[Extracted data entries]

----------

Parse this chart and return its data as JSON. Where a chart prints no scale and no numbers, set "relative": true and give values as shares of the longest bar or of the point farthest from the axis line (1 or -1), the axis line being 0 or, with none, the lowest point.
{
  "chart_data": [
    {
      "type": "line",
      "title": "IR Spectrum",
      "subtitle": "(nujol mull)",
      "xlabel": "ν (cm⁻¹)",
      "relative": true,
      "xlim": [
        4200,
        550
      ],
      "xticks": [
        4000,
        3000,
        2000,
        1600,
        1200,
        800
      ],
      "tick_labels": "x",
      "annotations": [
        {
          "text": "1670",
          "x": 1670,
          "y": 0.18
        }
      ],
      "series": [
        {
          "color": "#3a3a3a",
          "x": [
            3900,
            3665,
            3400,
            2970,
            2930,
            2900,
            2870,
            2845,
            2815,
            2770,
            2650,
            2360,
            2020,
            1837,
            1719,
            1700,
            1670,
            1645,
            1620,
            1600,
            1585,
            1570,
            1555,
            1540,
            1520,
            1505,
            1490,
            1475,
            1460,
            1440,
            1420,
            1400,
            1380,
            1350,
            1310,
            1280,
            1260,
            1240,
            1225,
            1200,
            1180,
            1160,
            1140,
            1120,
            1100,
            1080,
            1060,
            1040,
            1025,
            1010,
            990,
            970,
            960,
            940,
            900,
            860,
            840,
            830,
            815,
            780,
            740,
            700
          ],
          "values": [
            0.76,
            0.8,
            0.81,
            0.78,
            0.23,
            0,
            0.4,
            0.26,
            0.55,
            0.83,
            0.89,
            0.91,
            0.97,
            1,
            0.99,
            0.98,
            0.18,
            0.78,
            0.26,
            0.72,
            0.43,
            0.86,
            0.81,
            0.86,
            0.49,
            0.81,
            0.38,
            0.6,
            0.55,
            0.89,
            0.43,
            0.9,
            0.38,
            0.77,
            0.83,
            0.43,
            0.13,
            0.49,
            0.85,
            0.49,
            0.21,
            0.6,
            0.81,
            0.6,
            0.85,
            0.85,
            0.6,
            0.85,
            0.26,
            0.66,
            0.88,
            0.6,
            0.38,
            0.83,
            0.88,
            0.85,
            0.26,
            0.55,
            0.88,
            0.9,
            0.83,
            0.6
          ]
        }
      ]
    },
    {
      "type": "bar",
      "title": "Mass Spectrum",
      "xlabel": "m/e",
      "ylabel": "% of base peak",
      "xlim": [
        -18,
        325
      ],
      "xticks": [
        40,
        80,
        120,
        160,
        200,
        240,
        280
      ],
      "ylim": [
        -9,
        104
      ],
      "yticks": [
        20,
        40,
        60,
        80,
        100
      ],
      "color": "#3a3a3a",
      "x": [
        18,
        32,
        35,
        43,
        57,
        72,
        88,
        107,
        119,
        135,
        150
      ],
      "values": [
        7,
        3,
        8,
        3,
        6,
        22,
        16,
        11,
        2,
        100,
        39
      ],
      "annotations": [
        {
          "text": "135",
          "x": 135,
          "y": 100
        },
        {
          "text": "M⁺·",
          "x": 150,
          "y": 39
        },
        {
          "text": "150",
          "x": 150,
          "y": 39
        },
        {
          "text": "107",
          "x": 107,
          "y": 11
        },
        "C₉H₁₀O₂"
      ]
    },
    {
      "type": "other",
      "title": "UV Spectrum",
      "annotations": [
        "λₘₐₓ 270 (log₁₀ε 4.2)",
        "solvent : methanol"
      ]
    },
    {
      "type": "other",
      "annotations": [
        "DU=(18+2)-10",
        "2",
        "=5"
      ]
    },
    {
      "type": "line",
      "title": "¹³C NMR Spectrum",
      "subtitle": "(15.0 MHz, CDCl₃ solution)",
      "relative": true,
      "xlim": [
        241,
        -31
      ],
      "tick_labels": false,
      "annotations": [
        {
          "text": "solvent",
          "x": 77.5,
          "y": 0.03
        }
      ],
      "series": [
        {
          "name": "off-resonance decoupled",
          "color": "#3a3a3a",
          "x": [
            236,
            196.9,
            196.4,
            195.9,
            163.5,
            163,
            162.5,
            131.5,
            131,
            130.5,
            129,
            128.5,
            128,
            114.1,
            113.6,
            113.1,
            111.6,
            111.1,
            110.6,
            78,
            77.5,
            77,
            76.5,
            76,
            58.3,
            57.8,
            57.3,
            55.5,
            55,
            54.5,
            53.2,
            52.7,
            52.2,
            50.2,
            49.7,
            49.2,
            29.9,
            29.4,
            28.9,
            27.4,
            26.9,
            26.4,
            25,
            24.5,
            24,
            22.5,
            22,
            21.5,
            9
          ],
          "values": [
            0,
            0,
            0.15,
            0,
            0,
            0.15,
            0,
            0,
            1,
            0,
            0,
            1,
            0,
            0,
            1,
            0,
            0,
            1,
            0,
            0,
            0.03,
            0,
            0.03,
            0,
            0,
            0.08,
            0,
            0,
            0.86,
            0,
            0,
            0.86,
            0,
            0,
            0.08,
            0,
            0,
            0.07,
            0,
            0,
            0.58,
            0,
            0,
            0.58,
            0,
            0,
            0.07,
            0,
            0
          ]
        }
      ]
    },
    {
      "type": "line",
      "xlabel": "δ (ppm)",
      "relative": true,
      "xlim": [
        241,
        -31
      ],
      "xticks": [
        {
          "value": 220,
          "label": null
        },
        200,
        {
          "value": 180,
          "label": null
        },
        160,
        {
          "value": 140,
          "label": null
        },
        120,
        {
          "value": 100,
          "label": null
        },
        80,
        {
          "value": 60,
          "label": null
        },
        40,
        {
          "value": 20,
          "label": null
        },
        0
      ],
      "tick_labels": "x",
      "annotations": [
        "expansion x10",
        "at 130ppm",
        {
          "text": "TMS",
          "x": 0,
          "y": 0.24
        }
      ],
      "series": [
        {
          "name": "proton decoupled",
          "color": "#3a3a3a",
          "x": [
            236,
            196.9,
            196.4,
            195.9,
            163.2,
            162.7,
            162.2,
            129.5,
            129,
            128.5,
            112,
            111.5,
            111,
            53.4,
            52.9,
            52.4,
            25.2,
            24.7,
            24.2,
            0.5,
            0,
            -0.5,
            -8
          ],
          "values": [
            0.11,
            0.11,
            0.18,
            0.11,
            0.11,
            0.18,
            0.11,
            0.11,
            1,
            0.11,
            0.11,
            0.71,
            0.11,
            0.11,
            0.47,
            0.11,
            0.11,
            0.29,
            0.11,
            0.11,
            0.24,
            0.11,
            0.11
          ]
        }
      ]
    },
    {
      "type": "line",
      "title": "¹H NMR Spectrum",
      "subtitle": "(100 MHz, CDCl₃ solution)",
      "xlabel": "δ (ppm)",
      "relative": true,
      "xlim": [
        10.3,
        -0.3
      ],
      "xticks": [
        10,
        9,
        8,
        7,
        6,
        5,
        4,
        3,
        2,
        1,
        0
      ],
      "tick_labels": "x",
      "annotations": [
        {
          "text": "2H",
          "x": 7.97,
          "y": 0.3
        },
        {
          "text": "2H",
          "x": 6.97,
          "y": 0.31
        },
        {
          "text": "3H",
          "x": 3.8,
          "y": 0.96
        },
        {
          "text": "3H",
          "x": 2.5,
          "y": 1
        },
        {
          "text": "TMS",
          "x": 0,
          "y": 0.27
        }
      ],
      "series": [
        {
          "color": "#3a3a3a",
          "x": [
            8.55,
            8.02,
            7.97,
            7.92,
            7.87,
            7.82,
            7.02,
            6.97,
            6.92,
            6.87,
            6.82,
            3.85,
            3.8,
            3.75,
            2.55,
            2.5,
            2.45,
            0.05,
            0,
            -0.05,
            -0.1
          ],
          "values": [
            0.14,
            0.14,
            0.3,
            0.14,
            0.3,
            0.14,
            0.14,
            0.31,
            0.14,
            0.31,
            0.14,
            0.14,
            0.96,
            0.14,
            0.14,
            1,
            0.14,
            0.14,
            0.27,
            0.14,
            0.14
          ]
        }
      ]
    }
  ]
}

----------

*Work instructions:* Filter the listing above by the word "CDCl₃"; copy each line that passes.

*Exercise output:*
      "subtitle": "(15.0 MHz, CDCl₃ solution)",
      "subtitle": "(100 MHz, CDCl₃ solution)",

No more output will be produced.